=== Passage provided ===

Maximum Entropy Distributions

The connection between entropy and probability distributions is really interesting. In this post, I will explore the connection between entropy and probability distributions, and how we can use this connection to derive the most likely probability distribution given some constraints.

probability, entropy, machine-learning, bayesian-statistics, maximum-entropy-distribution

Published

06 May 2023

When I was studying mathematics in university, one of my professors asked me why I switched from economics to mathematics. I told him that I was hooked by the normal distribution. To me, the phenomenon that the normal distribution appears everywhere in nature is really fascinating. I want to understand why it is so common. There might be some deep reason behind it. Because I want to find the secret of nature, I fall in love with mathematics.

===

**Work to complete**
Please answer these questions about the post on maximum entropy distributions:
1. On what date was it published?
2. What subject did the writer switch from to study mathematics?
3. Which distribution does the writer say they were hooked by?

=== Listed entries ===

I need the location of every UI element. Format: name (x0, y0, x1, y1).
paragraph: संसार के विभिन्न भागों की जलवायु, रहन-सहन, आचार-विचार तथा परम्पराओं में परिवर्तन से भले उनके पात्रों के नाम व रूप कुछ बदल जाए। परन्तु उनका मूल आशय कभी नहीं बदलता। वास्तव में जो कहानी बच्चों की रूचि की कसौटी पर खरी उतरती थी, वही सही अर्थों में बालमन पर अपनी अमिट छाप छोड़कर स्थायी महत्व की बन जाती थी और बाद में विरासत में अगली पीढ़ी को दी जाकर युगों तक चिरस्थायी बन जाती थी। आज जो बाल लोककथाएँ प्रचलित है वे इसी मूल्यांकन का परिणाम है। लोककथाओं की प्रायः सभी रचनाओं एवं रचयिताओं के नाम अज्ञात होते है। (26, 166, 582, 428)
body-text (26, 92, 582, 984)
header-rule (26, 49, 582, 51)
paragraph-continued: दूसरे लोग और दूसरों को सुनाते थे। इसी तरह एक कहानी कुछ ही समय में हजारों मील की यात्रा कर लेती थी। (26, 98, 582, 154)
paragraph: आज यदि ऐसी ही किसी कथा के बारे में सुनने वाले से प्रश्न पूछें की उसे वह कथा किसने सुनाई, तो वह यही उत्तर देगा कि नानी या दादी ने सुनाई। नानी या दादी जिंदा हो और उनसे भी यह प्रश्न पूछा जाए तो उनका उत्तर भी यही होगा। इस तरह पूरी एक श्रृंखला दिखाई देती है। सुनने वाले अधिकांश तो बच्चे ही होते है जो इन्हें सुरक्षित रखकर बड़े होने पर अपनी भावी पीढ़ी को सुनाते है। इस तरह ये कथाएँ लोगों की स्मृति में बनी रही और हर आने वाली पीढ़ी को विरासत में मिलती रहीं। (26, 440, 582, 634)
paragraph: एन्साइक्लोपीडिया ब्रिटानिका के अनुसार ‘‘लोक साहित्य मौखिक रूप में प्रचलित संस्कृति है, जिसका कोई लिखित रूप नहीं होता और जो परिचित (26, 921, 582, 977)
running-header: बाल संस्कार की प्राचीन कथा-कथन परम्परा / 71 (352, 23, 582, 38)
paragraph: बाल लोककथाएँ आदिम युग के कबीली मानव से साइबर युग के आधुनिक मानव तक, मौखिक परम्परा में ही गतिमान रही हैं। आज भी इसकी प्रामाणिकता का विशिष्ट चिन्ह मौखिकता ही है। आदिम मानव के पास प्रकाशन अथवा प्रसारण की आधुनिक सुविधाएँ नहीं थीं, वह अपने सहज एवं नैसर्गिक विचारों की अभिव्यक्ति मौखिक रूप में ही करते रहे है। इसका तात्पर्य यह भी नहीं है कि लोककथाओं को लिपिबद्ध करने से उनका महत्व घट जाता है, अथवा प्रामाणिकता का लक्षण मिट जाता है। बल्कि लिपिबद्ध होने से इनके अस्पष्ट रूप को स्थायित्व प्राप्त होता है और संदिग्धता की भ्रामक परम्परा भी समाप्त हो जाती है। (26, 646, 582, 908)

===

**Answer to the exercise**
1. 06 May 2023
2. Economics
3. The normal distribution